### [Work to complete]
Copy out all of the material exactly.

Items from a figure collection:

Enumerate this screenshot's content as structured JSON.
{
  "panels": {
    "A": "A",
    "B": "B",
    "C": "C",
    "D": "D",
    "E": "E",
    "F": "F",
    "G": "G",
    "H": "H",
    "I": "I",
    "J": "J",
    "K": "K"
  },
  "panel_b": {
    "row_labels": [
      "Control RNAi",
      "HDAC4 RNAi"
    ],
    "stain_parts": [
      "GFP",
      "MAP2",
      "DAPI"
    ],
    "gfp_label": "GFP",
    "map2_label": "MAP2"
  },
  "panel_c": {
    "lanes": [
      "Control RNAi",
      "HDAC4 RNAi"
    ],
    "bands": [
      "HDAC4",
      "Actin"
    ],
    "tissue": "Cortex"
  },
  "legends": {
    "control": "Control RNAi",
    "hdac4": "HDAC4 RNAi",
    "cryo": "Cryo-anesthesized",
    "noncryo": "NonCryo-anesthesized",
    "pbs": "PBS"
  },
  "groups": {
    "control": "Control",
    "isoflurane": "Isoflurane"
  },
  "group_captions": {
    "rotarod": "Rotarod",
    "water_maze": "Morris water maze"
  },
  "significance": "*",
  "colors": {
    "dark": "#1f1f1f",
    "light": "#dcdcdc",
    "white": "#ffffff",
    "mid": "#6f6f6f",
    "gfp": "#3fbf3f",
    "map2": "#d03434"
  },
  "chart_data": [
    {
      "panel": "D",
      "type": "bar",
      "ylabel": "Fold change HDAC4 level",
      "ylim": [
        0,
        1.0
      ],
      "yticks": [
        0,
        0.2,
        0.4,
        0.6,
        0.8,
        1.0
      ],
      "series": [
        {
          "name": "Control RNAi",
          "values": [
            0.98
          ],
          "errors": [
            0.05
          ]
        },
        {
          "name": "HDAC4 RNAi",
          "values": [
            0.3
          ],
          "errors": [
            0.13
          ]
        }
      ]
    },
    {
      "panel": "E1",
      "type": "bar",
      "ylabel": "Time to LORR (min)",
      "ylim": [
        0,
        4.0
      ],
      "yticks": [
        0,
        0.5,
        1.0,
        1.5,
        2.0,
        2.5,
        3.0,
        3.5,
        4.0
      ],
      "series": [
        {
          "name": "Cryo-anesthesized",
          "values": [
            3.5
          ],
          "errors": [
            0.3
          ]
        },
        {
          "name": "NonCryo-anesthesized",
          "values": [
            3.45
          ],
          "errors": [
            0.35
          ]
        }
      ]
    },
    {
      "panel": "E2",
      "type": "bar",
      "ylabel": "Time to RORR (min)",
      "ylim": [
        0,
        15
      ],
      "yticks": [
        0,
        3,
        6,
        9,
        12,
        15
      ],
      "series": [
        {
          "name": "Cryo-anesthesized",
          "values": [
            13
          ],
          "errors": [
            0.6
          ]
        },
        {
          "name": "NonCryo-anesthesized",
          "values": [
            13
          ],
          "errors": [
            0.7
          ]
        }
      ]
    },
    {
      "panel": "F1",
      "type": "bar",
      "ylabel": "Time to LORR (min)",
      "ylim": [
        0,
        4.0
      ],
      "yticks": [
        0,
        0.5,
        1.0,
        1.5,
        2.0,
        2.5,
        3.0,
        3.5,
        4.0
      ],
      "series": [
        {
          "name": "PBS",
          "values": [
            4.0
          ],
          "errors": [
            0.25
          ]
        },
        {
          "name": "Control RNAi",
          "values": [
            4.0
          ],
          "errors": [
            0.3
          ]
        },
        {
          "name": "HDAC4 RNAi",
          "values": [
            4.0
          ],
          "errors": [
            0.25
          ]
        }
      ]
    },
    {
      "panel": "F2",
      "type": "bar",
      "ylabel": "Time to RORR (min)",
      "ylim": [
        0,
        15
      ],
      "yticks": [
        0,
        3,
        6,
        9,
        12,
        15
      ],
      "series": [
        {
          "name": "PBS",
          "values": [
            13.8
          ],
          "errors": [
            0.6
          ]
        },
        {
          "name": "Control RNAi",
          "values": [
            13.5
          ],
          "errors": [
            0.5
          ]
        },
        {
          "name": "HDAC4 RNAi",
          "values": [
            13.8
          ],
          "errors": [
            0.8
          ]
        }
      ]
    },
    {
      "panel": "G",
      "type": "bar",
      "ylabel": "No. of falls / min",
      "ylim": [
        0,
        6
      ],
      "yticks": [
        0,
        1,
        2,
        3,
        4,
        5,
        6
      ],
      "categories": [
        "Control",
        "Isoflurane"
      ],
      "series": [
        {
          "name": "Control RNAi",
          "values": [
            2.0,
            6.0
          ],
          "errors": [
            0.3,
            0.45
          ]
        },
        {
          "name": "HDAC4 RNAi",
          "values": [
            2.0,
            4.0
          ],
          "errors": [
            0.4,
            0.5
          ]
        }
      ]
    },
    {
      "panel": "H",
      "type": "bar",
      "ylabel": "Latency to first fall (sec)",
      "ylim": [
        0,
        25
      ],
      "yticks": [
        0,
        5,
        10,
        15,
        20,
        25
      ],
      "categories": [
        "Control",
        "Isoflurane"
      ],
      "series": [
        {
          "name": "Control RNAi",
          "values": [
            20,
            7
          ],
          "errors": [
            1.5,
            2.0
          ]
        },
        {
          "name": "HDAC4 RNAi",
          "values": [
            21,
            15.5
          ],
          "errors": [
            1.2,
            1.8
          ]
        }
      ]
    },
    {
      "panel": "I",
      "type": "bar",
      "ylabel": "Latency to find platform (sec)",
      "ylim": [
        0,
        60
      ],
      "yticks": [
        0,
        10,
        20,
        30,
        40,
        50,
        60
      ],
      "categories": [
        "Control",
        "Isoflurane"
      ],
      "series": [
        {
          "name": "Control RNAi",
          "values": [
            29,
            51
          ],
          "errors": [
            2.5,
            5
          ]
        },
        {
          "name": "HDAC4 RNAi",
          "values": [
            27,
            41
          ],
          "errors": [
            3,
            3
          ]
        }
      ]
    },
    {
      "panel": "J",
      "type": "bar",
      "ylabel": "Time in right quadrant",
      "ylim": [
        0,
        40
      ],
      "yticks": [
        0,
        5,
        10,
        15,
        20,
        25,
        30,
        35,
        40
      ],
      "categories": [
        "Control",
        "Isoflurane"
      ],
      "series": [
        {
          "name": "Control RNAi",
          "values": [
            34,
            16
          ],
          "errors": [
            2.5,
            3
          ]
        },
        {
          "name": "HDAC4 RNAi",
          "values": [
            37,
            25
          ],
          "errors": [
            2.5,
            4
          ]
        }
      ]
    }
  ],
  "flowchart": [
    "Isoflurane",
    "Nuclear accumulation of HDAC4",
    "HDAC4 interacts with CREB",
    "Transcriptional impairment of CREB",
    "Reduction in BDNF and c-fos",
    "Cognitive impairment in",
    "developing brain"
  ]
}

### [Correct answer]
Enumerate this screenshot's content as structured JSON.
{
  "panels": {
    "A": "A",
    "B": "B",
    "C": "C",
    "D": "D",
    "E": "E",
    "F": "F",
    "G": "G",
    "H": "H",
    "I": "I",
    "J": "J",
    "K": "K"
  },
  "panel_b": {
    "row_labels": [
      "Control RNAi",
      "HDAC4 RNAi"
    ],
    "stain_parts": [
      "GFP",
      "MAP2",
      "DAPI"
    ],
    "gfp_label": "GFP",
    "map2_label": "MAP2"
  },
  "panel_c": {
    "lanes": [
      "Control RNAi",
      "HDAC4 RNAi"
    ],
    "bands": [
      "HDAC4",
      "Actin"
    ],
    "tissue": "Cortex"
  },
  "legends": {
    "control": "Control RNAi",
    "hdac4": "HDAC4 RNAi",
    "cryo": "Cryo-anesthesized",
    "noncryo": "NonCryo-anesthesized",
    "pbs": "PBS"
  },
  "groups": {
    "control": "Control",
    "isoflurane": "Isoflurane"
  },
  "group_captions": {
    "rotarod": "Rotarod",
    "water_maze": "Morris water maze"
  },
  "significance": "*",
  "colors": {
    "dark": "#1f1f1f",
    "light": "#dcdcdc",
    "white": "#ffffff",
    "mid": "#6f6f6f",
    "gfp": "#3fbf3f",
    "map2": "#d03434"
  },
  "chart_data": [
    {
      "panel": "D",
      "type": "bar",
      "ylabel": "Fold change HDAC4 level",
      "ylim": [
        0,
        1.0
      ],
      "yticks": [
        0,
        0.2,
        0.4,
        0.6,
        0.8,
        1.0
      ],
      "series": [
        {
          "name": "Control RNAi",
          "values": [
            0.98
          ],
          "errors": [
            0.05
          ]
        },
        {
          "name": "HDAC4 RNAi",
          "values": [
            0.3
          ],
          "errors": [
            0.13
          ]
        }
      ]
    },
    {
      "panel": "E1",
      "type": "bar",
      "ylabel": "Time to LORR (min)",
      "ylim": [
        0,
        4.0
      ],
      "yticks": [
        0,
        0.5,
        1.0,
        1.5,
        2.0,
        2.5,
        3.0,
        3.5,
        4.0
      ],
      "series": [
        {
          "name": "Cryo-anesthesized",
          "values": [
            3.5
          ],
          "errors": [
            0.3
          ]
        },
        {
          "name": "NonCryo-anesthesized",
          "values": [
            3.45
          ],
          "errors": [
            0.35
          ]
        }
      ]
    },
    {
      "panel": "E2",
      "type": "bar",
      "ylabel": "Time to RORR (min)",
      "ylim": [
        0,
        15
      ],
      "yticks": [
        0,
        3,
        6,
        9,
        12,
        15
      ],
      "series": [
        {
          "name": "Cryo-anesthesized",
          "values": [
            13
          ],
          "errors": [
            0.6
          ]
        },
        {
          "name": "NonCryo-anesthesized",
          "values": [
            13
          ],
          "errors": [
            0.7
          ]
        }
      ]
    },
    {
      "panel": "F1",
      "type": "bar",
      "ylabel": "Time to LORR (min)",
      "ylim": [
        0,
        4.0
      ],
      "yticks": [
        0,
        0.5,
        1.0,
        1.5,
        2.0,
        2.5,
        3.0,
        3.5,
        4.0
      ],
      "series": [
        {
          "name": "PBS",
          "values": [
            4.0
          ],
          "errors": [
            0.25
          ]
        },
        {
          "name": "Control RNAi",
          "values": [
            4.0
          ],
          "errors": [
            0.3
          ]
        },
        {
          "name": "HDAC4 RNAi",
          "values": [
            4.0
          ],
          "errors": [
            0.25
          ]
        }
      ]
    },
    {
      "panel": "F2",
      "type": "bar",
      "ylabel": "Time to RORR (min)",
      "ylim": [
        0,
        15
      ],
      "yticks": [
        0,
        3,
        6,
        9,
        12,
        15
      ],
      "series": [
        {
          "name": "PBS",
          "values": [
            13.8
          ],
          "errors": [
            0.6
          ]
        },
        {
          "name": "Control RNAi",
          "values": [
            13.5
          ],
          "errors": [
            0.5
          ]
        },
        {
          "name": "HDAC4 RNAi",
          "values": [
            13.8
          ],
          "errors": [
            0.8
          ]
        }
      ]
    },
    {
      "panel": "G",
      "type": "bar",
      "ylabel": "No. of falls / min",
      "ylim": [
        0,
        6
      ],
      "yticks": [
        0,
        1,
        2,
        3,
        4,
        5,
        6
      ],
      "categories": [
        "Control",
        "Isoflurane"
      ],
      "series": [
        {
          "name": "Control RNAi",
          "values": [
            2.0,
            6.0
          ],
          "errors": [
            0.3,
            0.45
          ]
        },
        {
          "name": "HDAC4 RNAi",
          "values": [
            2.0,
            4.0
          ],
          "errors": [
            0.4,
            0.5
          ]
        }
      ]
    },
    {
      "panel": "H",
      "type": "bar",
      "ylabel": "Latency to first fall (sec)",
      "ylim": [
        0,
        25
      ],
      "yticks": [
        0,
        5,
        10,
        15,
        20,
        25
      ],
      "categories": [
        "Control",
        "Isoflurane"
      ],
      "series": [
        {
          "name": "Control RNAi",
          "values": [
            20,
            7
          ],
          "errors": [
            1.5,
            2.0
          ]
        },
        {
          "name": "HDAC4 RNAi",
          "values": [
            21,
            15.5
          ],
          "errors": [
            1.2,
            1.8
          ]
        }
      ]
    },
    {
      "panel": "I",
      "type": "bar",
      "ylabel": "Latency to find platform (sec)",
      "ylim": [
        0,
        60
      ],
      "yticks": [
        0,
        10,
        20,
        30,
        40,
        50,
        60
      ],
      "categories": [
        "Control",
        "Isoflurane"
      ],
      "series": [
        {
          "name": "Control RNAi",
          "values": [
            29,
            51
          ],
          "errors": [
            2.5,
            5
          ]
        },
        {
          "name": "HDAC4 RNAi",
          "values": [
            27,
            41
          ],
          "errors": [
            3,
            3
          ]
        }
      ]
    },
    {
      "panel": "J",
      "type": "bar",
      "ylabel": "Time in right quadrant",
      "ylim": [
        0,
        40
      ],
      "yticks": [
        0,
        5,
        10,
        15,
        20,
        25,
        30,
        35,
        40
      ],
      "categories": [
        "Control",
        "Isoflurane"
      ],
      "series": [
        {
          "name": "Control RNAi",
          "values": [
            34,
            16
          ],
          "errors": [
            2.5,
            3
          ]
        },
        {
          "name": "HDAC4 RNAi",
          "values": [
            37,
            25
          ],
          "errors": [
            2.5,
            4
          ]
        }
      ]
    }
  ],
  "flowchart": [
    "Isoflurane",
    "Nuclear accumulation of HDAC4",
    "HDAC4 interacts with CREB",
    "Transcriptional impairment of CREB",
    "Reduction in BDNF and c-fos",
    "Cognitive impairment in",
    "developing brain"
  ]
}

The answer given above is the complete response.